Items:

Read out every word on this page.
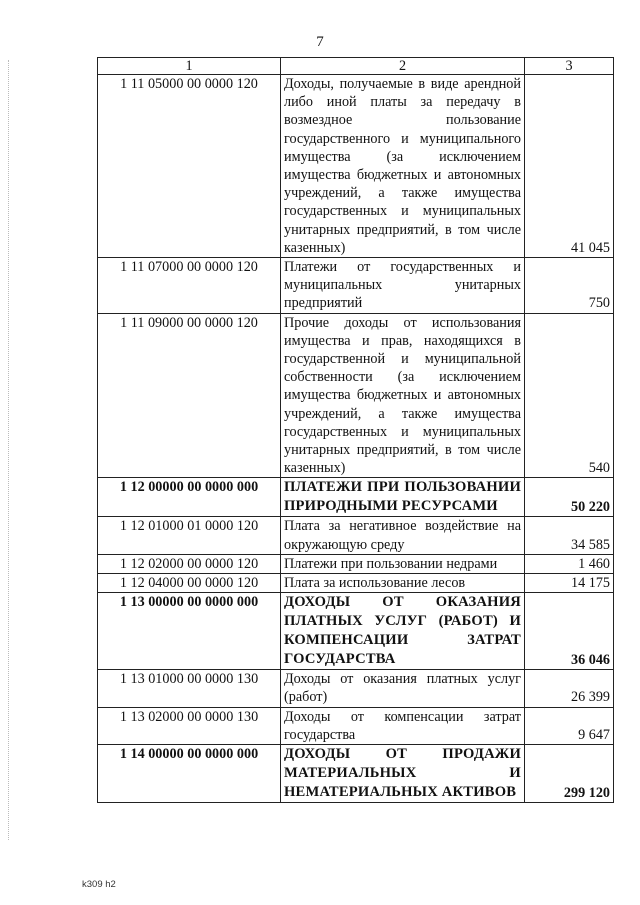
7
1	2	3
1 11 05000 00 0000 120	Доходы, получаемые в виде арендной либо иной платы за передачу в возмездное пользование государственного и муниципального имущества (за исключением имущества бюджетных и автономных учреждений, а также имущества государственных и муниципальных унитарных предприятий, в том числе казенных)	41 045
1 11 07000 00 0000 120	Платежи от государственных и муниципальных унитарных предприятий	750
1 11 09000 00 0000 120	Прочие доходы от использования имущества и прав, находящихся в государственной и муниципальной собственности (за исключением имущества бюджетных и автономных учреждений, а также имущества государственных и муниципальных унитарных предприятий, в том числе казенных)	540
1 12 00000 00 0000 000	ПЛАТЕЖИ ПРИ ПОЛЬЗОВАНИИ ПРИРОДНЫМИ РЕСУРСАМИ	50 220
1 12 01000 01 0000 120	Плата за негативное воздействие на окружающую среду	34 585
1 12 02000 00 0000 120	Платежи при пользовании недрами	1 460
1 12 04000 00 0000 120	Плата за использование лесов	14 175
1 13 00000 00 0000 000	ДОХОДЫ ОТ ОКАЗАНИЯ ПЛАТНЫХ УСЛУГ (РАБОТ) И КОМПЕНСАЦИИ ЗАТРАТ ГОСУДАРСТВА	36 046
1 13 01000 00 0000 130	Доходы от оказания платных услуг (работ)	26 399
1 13 02000 00 0000 130	Доходы от компенсации затрат государства	9 647
1 14 00000 00 0000 000	ДОХОДЫ ОТ ПРОДАЖИ МАТЕРИАЛЬНЫХ И НЕМАТЕРИАЛЬНЫХ АКТИВОВ	299 120
k309 h2
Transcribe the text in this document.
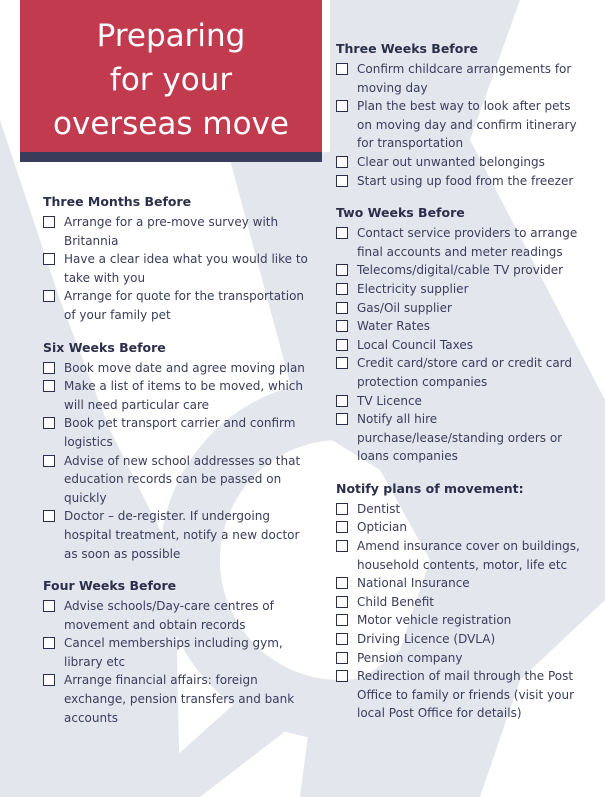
Preparing
for your
overseas move
Three Months Before
Arrange for a pre-move survey with Britannia
Have a clear idea what you would like to take with you
Arrange for quote for the transportation of your family pet
Six Weeks Before
Book move date and agree moving plan
Make a list of items to be moved, which will need particular care
Book pet transport carrier and confirm logistics
Advise of new school addresses so that education records can be passed on quickly
Doctor – de-register. If undergoing hospital treatment, notify a new doctor as soon as possible
Four Weeks Before
Advise schools/Day-care centres of movement and obtain records
Cancel memberships including gym, library etc
Arrange financial affairs: foreign exchange, pension transfers and bank accounts
Three Weeks Before
Confirm childcare arrangements for moving day
Plan the best way to look after pets on moving day and confirm itinerary for transportation
Clear out unwanted belongings
Start using up food from the freezer
Two Weeks Before
Contact service providers to arrange final accounts and meter readings
Telecoms/digital/cable TV provider
Electricity supplier
Gas/Oil supplier
Water Rates
Local Council Taxes
Credit card/store card or credit card protection companies
TV Licence
Notify all hire purchase/lease/standing orders or loans companies
Notify plans of movement:
Dentist
Optician
Amend insurance cover on buildings, household contents, motor, life etc
National Insurance
Child Benefit
Motor vehicle registration
Driving Licence (DVLA)
Pension company
Redirection of mail through the Post Office to family or friends (visit your local Post Office for details)
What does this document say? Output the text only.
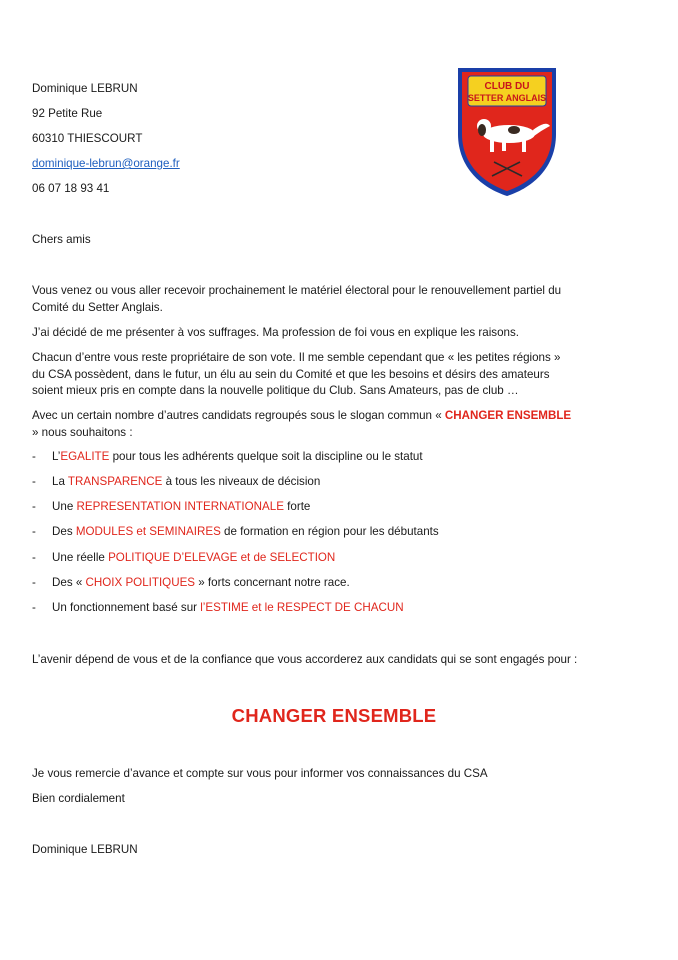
Dominique LEBRUN
92 Petite Rue
60310 THIESCOURT
dominique-lebrun@orange.fr
06 07 18 93 41
CLUB DU
SETTER ANGLAIS
Chers amis
Vous venez ou vous aller recevoir prochainement le matériel électoral pour le renouvellement partiel du Comité du Setter Anglais.
J’ai décidé de me présenter à vos suffrages. Ma profession de foi vous en explique les raisons.
Chacun d’entre vous reste propriétaire de son vote. Il me semble cependant que « les petites régions » du CSA possèdent, dans le futur, un élu au sein du Comité et que les besoins et désirs des amateurs soient mieux pris en compte dans la nouvelle politique du Club. Sans Amateurs, pas de club …
Avec un certain nombre d’autres candidats regroupés sous le slogan commun « CHANGER ENSEMBLE » nous souhaitons :
- L’EGALITE pour tous les adhérents quelque soit la discipline ou le statut
- La TRANSPARENCE à tous les niveaux de décision
- Une REPRESENTATION INTERNATIONALE forte
- Des MODULES et SEMINAIRES de formation en région pour les débutants
- Une réelle POLITIQUE D’ELEVAGE et de SELECTION
- Des « CHOIX POLITIQUES » forts concernant notre race.
- Un fonctionnement basé sur l’ESTIME et le RESPECT DE CHACUN
L’avenir dépend de vous et de la confiance que vous accorderez aux candidats qui se sont engagés pour :
CHANGER ENSEMBLE
Je vous remercie d’avance et compte sur vous pour informer vos connaissances du CSA
Bien cordialement
Dominique LEBRUN
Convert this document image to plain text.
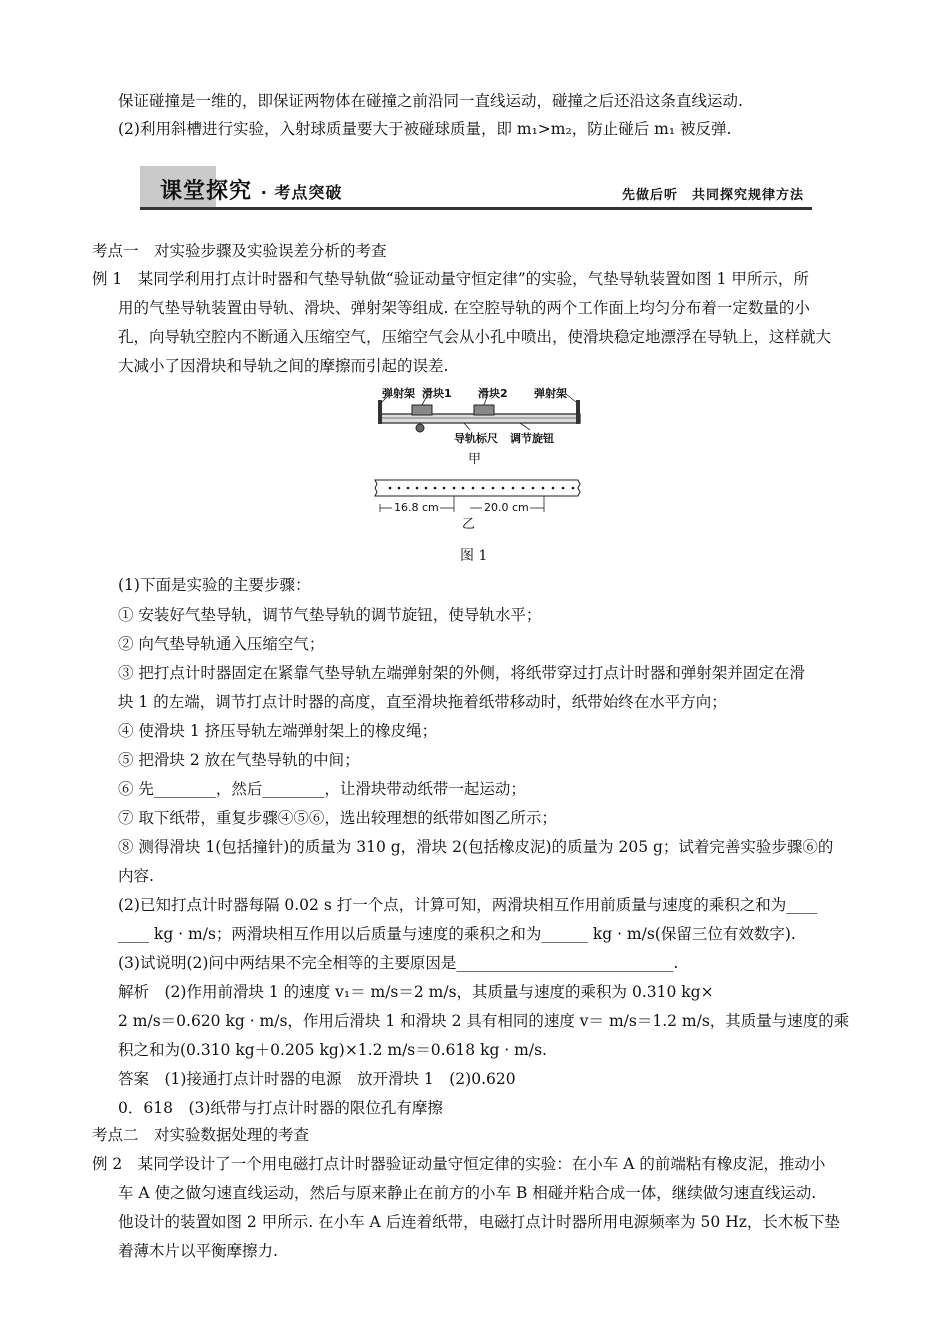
保证碰撞是一维的，即保证两物体在碰撞之前沿同一直线运动，碰撞之后还沿这条直线运动.
(2)利用斜槽进行实验，入射球质量要大于被碰球质量，即 m₁>m₂，防止碰后 m₁ 被反弹.
课堂探究 · 考点突破	先做后听　共同探究规律方法
考点一　对实验步骤及实验误差分析的考查
例 1　某同学利用打点计时器和气垫导轨做“验证动量守恒定律”的实验，气垫导轨装置如图 1 甲所示，所
用的气垫导轨装置由导轨、滑块、弹射架等组成. 在空腔导轨的两个工作面上均匀分布着一定数量的小
孔，向导轨空腔内不断通入压缩空气，压缩空气会从小孔中喷出，使滑块稳定地漂浮在导轨上，这样就大
大减小了因滑块和导轨之间的摩擦而引起的误差.
弹射架 滑块1 滑块2 弹射架
导轨标尺 调节旋钮
甲
16.8 cm	20.0 cm
乙
图 1
(1)下面是实验的主要步骤：
① 安装好气垫导轨，调节气垫导轨的调节旋钮，使导轨水平；
② 向气垫导轨通入压缩空气；
③ 把打点计时器固定在紧靠气垫导轨左端弹射架的外侧，将纸带穿过打点计时器和弹射架并固定在滑
块 1 的左端，调节打点计时器的高度，直至滑块拖着纸带移动时，纸带始终在水平方向；
④ 使滑块 1 挤压导轨左端弹射架上的橡皮绳；
⑤ 把滑块 2 放在气垫导轨的中间；
⑥ 先________，然后________，让滑块带动纸带一起运动；
⑦ 取下纸带，重复步骤④⑤⑥，选出较理想的纸带如图乙所示；
⑧ 测得滑块 1(包括撞针)的质量为 310 g，滑块 2(包括橡皮泥)的质量为 205 g；试着完善实验步骤⑥的
内容.
(2)已知打点计时器每隔 0.02 s 打一个点，计算可知，两滑块相互作用前质量与速度的乘积之和为____
____ kg · m/s；两滑块相互作用以后质量与速度的乘积之和为______ kg · m/s(保留三位有效数字).
(3)试说明(2)问中两结果不完全相等的主要原因是____________________________.
解析　(2)作用前滑块 1 的速度 v₁＝ m/s＝2 m/s，其质量与速度的乘积为 0.310 kg×
2 m/s＝0.620 kg · m/s，作用后滑块 1 和滑块 2 具有相同的速度 v＝ m/s＝1.2 m/s，其质量与速度的乘
积之和为(0.310 kg＋0.205 kg)×1.2 m/s＝0.618 kg · m/s.
答案　(1)接通打点计时器的电源　放开滑块 1　(2)0.620
0．618　(3)纸带与打点计时器的限位孔有摩擦
考点二　对实验数据处理的考查
例 2　某同学设计了一个用电磁打点计时器验证动量守恒定律的实验：在小车 A 的前端粘有橡皮泥，推动小
车 A 使之做匀速直线运动，然后与原来静止在前方的小车 B 相碰并粘合成一体，继续做匀速直线运动.
他设计的装置如图 2 甲所示. 在小车 A 后连着纸带，电磁打点计时器所用电源频率为 50 Hz，长木板下垫
着薄木片以平衡摩擦力.
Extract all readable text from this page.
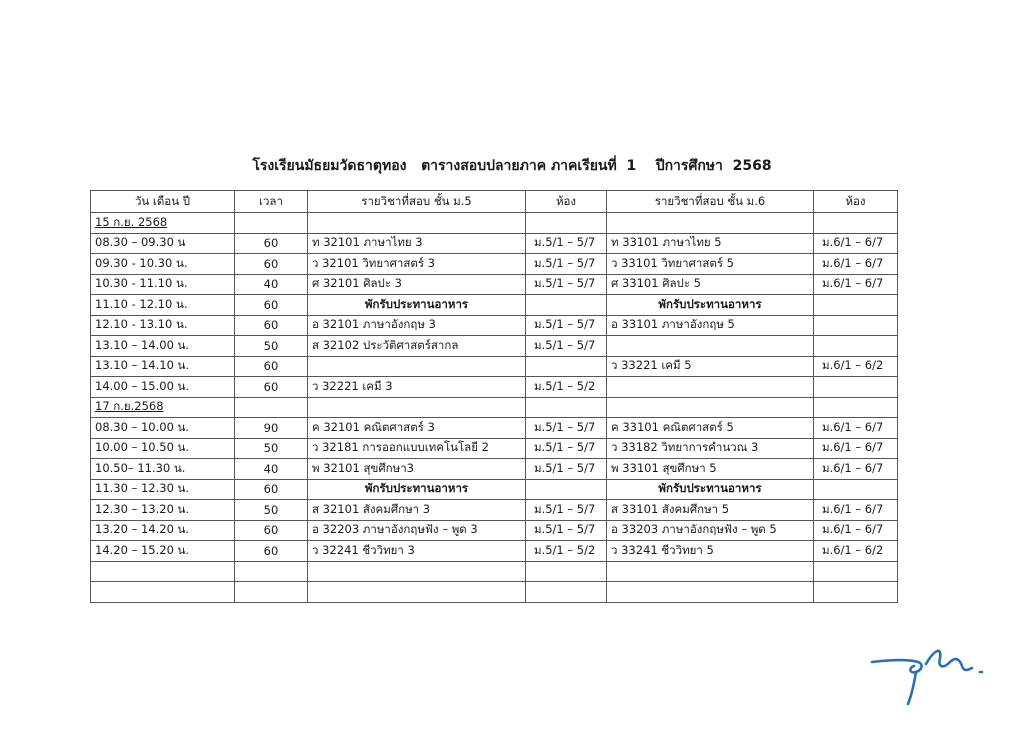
โรงเรียนมัธยมวัดธาตุทอง   ตารางสอบปลายภาค ภาคเรียนที่  1    ปีการศึกษา  2568
วัน เดือน ปี	เวลา	รายวิชาที่สอบ ชั้น ม.5	ห้อง	รายวิชาที่สอบ ชั้น ม.6	ห้อง
15 ก.ย. 2568					
08.30 – 09.30 น	60	ท 32101 ภาษาไทย 3	ม.5/1 – 5/7	ท 33101 ภาษาไทย 5	ม.6/1 – 6/7
09.30 - 10.30 น.	60	ว 32101 วิทยาศาสตร์ 3	ม.5/1 – 5/7	ว 33101 วิทยาศาสตร์ 5	ม.6/1 – 6/7
10.30 - 11.10 น.	40	ศ 32101 ศิลปะ 3	ม.5/1 – 5/7	ศ 33101 ศิลปะ 5	ม.6/1 – 6/7
11.10 - 12.10 น.	60	พักรับประทานอาหาร		พักรับประทานอาหาร	
12.10 - 13.10 น.	60	อ 32101 ภาษาอังกฤษ 3	ม.5/1 – 5/7	อ 33101 ภาษาอังกฤษ 5	
13.10 – 14.00 น.	50	ส 32102 ประวัติศาสตร์สากล	ม.5/1 – 5/7		
13.10 – 14.10 น.	60			ว 33221 เคมี 5	ม.6/1 – 6/2
14.00 – 15.00 น.	60	ว 32221 เคมี 3	ม.5/1 – 5/2		
17 ก.ย.2568					
08.30 – 10.00 น.	90	ค 32101 คณิตศาสตร์ 3	ม.5/1 – 5/7	ค 33101 คณิตศาสตร์ 5	ม.6/1 – 6/7
10.00 – 10.50 น.	50	ว 32181 การออกแบบเทคโนโลยี 2	ม.5/1 – 5/7	ว 33182 วิทยาการคำนวณ 3	ม.6/1 – 6/7
10.50– 11.30 น.	40	พ 32101 สุขศึกษา3	ม.5/1 – 5/7	พ 33101 สุขศึกษา 5	ม.6/1 – 6/7
11.30 – 12.30 น.	60	พักรับประทานอาหาร		พักรับประทานอาหาร	
12.30 – 13.20 น.	50	ส 32101 สังคมศึกษา 3	ม.5/1 – 5/7	ส 33101 สังคมศึกษา 5	ม.6/1 – 6/7
13.20 – 14.20 น.	60	อ 32203 ภาษาอังกฤษฟัง – พูด 3	ม.5/1 – 5/7	อ 33203 ภาษาอังกฤษฟัง – พูด 5	ม.6/1 – 6/7
14.20 – 15.20 น.	60	ว 32241 ชีววิทยา 3	ม.5/1 – 5/2	ว 33241 ชีววิทยา 5	ม.6/1 – 6/2
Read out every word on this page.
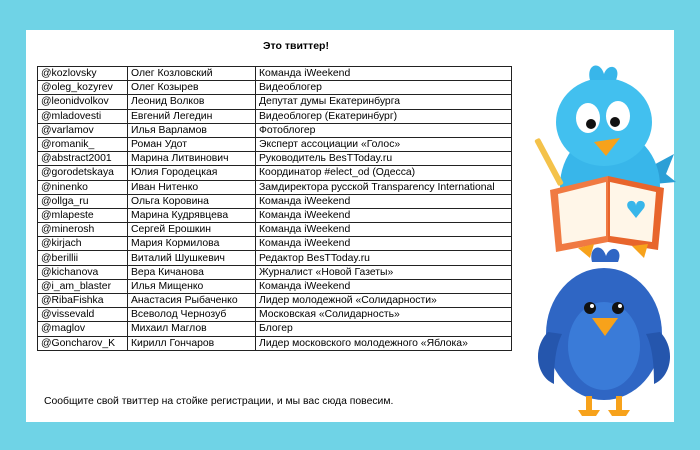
Это твиттер!
@kozlovsky	Олег Козловский	Команда iWeekend
@oleg_kozyrev	Олег Козырев	Видеоблогер
@leonidvolkov	Леонид Волков	Депутат думы Екатеринбурга
@mladovesti	Евгений Легедин	Видеоблогер (Екатеринбург)
@varlamov	Илья Варламов	Фотоблогер
@romanik_	Роман Удот	Эксперт ассоциации «Голос»
@abstract2001	Марина Литвинович	Руководитель BesTToday.ru
@gorodetskaya	Юлия Городецкая	Координатор #elect_od (Одесса)
@ninenko	Иван Нитенко	Замдиректора русской Transparency International
@ollga_ru	Ольга Коровина	Команда iWeekend
@mlapeste	Марина Кудрявцева	Команда iWeekend
@minerosh	Сергей Ерошкин	Команда iWeekend
@kirjach	Мария Кормилова	Команда iWeekend
@berillii	Виталий Шушкевич	Редактор BesTToday.ru
@kichanova	Вера Кичанова	Журналист «Новой Газеты»
@i_am_blaster	Илья Мищенко	Команда iWeekend
@RibaFishka	Анастасия Рыбаченко	Лидер молодежной «Солидарности»
@vissevald	Всеволод Чернозуб	Московская «Солидарность»
@maglov	Михаил Маглов	Блогер
@Goncharov_K	Кирилл Гончаров	Лидер московского молодежного «Яблока»
Сообщите свой твиттер на стойке регистрации, и мы вас сюда повесим.
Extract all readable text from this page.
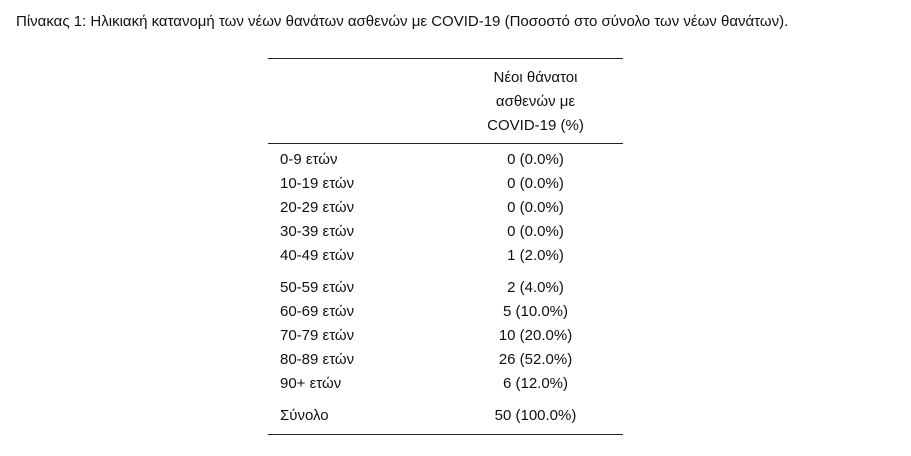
Πίνακας 1: Ηλικιακή κατανομή των νέων θανάτων ασθενών με COVID-19 (Ποσοστό στο σύνολο των νέων θανάτων).
Νέοι θάνατοι
ασθενών με
COVID-19 (%)
0-9 ετών	0 (0.0%)
10-19 ετών	0 (0.0%)
20-29 ετών	0 (0.0%)
30-39 ετών	0 (0.0%)
40-49 ετών	1 (2.0%)
50-59 ετών	2 (4.0%)
60-69 ετών	5 (10.0%)
70-79 ετών	10 (20.0%)
80-89 ετών	26 (52.0%)
90+ ετών	6 (12.0%)
Σύνολο	50 (100.0%)
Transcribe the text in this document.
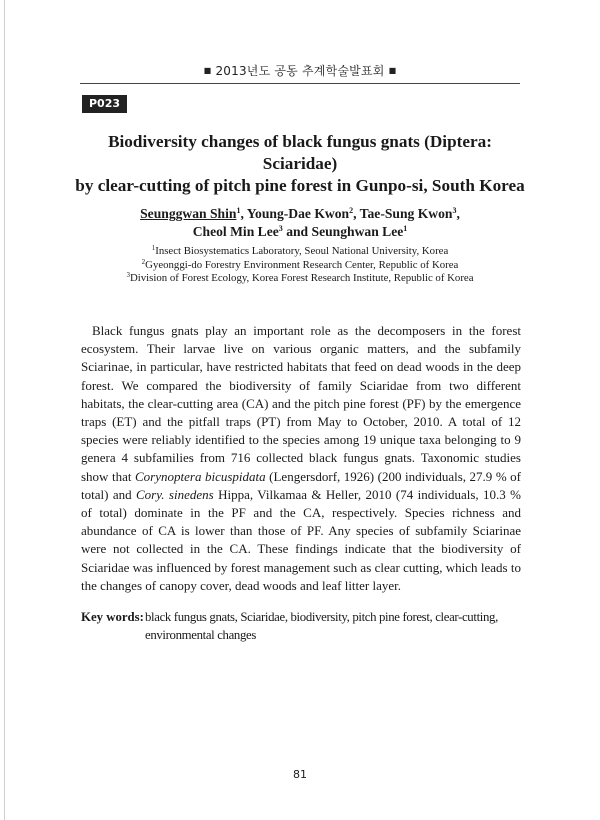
■ 2013년도 공동 추계학술발표회 ■
P023
Biodiversity changes of black fungus gnats (Diptera: Sciaridae)
by clear-cutting of pitch pine forest in Gunpo-si, South Korea
Seunggwan Shin$^1$, Young-Dae Kwon$^2$, Tae-Sung Kwon$^3$,
Cheol Min Lee$^3$ and Seunghwan Lee$^1$
$^1$Insect Biosystematics Laboratory, Seoul National University, Korea
$^2$Gyeonggi-do Forestry Environment Research Center, Republic of Korea
$^3$Division of Forest Ecology, Korea Forest Research Institute, Republic of Korea
Black fungus gnats play an important role as the decomposers in the forest ecosystem. Their larvae live on various organic matters, and the subfamily Sciarinae, in particular, have restricted habitats that feed on dead woods in the deep forest. We compared the biodiversity of family Sciaridae from two different habitats, the clear-cutting area (CA) and the pitch pine forest (PF) by the emergence traps (ET) and the pitfall traps (PT) from May to October, 2010. A total of 12 species were reliably identified to the species among 19 unique taxa belonging to 9 genera 4 subfamilies from 716 collected black fungus gnats. Taxonomic studies show that Corynoptera bicuspidata (Lengersdorf, 1926) (200 individuals, 27.9 % of total) and Cory. sinedens Hippa, Vilkamaa & Heller, 2010 (74 individuals, 10.3 % of total) dominate in the PF and the CA, respectively. Species richness and abundance of CA is lower than those of PF. Any species of subfamily Sciarinae were not collected in the CA. These findings indicate that the biodiversity of Sciaridae was influenced by forest management such as clear cutting, which leads to the changes of canopy cover, dead woods and leaf litter layer.
Key words: black fungus gnats, Sciaridae, biodiversity, pitch pine forest, clear-cutting, environmental changes
81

Your objective:
Check every line in the material above for the string "document", then give only the number of lines that have it.

Output for this task:
4